___ Records supplied

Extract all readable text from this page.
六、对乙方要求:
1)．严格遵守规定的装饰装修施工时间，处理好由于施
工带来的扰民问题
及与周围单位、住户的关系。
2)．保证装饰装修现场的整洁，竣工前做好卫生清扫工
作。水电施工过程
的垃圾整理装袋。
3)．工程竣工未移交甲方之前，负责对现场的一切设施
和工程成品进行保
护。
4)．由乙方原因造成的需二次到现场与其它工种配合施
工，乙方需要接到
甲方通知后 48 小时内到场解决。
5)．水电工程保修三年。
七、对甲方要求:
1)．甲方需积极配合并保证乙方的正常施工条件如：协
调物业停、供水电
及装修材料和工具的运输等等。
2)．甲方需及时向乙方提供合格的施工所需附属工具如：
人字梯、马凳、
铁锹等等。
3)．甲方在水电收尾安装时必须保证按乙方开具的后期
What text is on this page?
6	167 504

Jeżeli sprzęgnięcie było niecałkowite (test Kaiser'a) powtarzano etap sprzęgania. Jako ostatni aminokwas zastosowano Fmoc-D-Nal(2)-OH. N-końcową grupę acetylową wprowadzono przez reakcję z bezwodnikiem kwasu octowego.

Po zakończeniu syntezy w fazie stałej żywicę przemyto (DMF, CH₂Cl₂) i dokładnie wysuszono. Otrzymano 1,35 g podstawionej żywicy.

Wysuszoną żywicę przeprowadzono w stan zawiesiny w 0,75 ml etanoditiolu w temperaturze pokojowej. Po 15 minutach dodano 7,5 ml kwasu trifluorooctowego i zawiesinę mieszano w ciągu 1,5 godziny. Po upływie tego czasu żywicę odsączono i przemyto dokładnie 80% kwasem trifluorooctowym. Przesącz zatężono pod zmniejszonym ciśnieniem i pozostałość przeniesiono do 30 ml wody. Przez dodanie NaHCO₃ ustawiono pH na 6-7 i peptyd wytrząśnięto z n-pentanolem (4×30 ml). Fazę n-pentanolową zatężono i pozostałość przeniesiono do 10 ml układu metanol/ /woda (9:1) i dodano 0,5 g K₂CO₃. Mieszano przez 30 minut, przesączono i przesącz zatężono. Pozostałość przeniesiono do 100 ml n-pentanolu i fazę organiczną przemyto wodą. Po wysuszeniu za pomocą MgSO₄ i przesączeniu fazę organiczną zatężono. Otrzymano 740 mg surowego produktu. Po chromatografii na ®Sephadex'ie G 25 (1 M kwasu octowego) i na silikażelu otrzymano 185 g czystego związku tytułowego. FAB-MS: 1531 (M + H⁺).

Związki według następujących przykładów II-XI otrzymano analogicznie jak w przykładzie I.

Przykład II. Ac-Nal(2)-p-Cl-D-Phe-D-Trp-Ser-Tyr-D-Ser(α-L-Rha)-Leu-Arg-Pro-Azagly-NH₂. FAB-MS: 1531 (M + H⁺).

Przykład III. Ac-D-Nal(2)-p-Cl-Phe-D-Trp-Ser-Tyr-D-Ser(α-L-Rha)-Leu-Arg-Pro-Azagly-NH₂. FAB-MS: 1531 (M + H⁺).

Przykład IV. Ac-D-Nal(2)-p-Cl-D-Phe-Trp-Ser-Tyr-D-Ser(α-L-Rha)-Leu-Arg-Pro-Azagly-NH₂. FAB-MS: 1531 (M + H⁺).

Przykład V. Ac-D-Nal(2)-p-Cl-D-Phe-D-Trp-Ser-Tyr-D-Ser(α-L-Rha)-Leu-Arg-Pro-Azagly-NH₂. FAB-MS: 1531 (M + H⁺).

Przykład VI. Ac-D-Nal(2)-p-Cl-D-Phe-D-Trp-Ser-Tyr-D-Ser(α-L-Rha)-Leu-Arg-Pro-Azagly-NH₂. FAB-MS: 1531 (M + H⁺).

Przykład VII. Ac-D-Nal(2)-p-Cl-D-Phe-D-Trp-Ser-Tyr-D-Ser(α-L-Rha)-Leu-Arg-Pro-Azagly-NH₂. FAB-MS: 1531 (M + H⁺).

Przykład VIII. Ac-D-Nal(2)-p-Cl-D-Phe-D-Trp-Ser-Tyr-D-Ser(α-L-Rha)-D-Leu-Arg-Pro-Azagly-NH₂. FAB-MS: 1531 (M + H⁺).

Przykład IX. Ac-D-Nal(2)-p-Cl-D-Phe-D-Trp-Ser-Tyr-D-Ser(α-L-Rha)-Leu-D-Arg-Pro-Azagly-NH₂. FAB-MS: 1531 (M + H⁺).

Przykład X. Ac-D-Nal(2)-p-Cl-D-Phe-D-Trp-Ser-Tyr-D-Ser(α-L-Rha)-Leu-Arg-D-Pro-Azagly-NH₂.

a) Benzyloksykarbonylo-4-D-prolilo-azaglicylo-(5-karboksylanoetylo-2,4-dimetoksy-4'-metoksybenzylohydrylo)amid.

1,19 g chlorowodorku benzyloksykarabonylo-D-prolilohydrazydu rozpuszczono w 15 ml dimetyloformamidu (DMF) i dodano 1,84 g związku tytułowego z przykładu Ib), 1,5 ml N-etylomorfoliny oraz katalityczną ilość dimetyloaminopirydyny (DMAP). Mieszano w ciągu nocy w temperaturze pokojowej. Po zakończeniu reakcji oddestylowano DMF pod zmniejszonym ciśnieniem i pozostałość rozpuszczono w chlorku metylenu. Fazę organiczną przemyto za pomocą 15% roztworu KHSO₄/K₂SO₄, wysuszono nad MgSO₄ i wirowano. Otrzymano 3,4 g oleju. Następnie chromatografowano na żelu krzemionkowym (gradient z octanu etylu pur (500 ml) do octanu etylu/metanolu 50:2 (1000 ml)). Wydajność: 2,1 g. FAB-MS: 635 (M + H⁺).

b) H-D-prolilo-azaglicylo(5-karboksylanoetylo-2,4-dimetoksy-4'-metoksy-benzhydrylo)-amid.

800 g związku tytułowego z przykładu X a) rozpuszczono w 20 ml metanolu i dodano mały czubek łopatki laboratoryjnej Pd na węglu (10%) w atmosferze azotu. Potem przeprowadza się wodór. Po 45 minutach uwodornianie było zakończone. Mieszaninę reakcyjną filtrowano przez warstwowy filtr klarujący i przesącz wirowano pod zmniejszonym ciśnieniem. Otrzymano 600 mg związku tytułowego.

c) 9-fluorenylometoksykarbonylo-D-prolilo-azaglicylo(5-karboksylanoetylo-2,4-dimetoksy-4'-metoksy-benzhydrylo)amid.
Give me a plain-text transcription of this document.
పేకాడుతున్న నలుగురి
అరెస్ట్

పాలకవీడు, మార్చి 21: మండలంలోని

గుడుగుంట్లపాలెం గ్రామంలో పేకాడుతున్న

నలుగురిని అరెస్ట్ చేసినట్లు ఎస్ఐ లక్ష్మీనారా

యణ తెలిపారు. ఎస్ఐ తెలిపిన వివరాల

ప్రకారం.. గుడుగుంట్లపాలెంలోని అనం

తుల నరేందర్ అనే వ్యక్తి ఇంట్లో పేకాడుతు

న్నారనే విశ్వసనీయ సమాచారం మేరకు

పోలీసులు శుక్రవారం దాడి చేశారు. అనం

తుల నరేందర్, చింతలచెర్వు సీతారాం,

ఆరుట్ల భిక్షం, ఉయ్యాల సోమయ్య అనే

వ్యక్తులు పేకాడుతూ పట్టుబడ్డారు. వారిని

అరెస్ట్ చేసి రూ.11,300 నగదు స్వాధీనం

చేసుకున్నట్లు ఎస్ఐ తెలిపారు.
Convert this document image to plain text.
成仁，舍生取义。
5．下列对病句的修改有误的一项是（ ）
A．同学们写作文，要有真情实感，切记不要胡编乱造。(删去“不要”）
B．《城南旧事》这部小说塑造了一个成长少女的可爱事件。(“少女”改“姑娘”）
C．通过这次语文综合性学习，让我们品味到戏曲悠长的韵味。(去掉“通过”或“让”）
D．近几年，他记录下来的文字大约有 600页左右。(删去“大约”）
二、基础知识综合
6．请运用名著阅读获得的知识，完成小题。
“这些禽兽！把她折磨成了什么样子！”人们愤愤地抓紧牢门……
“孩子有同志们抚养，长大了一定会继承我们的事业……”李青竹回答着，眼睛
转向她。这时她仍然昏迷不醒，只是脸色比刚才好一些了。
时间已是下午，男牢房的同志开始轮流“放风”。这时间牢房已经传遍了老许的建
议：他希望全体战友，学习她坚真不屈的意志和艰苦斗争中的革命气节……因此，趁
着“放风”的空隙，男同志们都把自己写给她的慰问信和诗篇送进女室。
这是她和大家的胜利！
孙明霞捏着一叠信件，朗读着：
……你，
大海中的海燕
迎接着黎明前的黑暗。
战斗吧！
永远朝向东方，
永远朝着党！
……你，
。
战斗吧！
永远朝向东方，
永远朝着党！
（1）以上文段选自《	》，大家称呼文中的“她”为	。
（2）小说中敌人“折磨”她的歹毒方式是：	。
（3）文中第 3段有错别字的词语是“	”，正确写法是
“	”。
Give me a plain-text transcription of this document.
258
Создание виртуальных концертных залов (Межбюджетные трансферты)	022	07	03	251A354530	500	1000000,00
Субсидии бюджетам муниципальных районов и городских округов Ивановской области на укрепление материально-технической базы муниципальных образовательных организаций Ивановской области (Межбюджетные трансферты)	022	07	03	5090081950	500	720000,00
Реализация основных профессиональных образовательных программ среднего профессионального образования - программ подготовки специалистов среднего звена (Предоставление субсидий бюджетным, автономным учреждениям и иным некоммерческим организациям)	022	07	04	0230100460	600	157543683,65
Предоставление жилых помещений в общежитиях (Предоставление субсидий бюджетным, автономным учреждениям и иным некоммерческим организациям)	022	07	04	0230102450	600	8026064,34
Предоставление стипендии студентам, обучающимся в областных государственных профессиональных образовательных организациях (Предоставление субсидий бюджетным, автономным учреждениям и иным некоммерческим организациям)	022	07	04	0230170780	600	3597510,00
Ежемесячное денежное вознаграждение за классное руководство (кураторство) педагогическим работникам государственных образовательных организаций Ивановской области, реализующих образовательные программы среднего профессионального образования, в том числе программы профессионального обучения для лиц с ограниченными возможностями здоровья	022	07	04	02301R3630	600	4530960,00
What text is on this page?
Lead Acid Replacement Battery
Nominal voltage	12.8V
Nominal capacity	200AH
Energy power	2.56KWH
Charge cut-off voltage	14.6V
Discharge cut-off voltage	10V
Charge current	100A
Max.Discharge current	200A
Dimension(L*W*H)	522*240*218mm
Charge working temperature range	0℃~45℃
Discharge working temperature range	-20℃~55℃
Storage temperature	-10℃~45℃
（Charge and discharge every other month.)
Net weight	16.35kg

______

Wherever the word "temperature" occurs in a line of the listing, copy that line.

> [Correct result]:
Charge working temperature range	0℃~45℃
Discharge working temperature range	-20℃~55℃
Storage temperature	-10℃~45℃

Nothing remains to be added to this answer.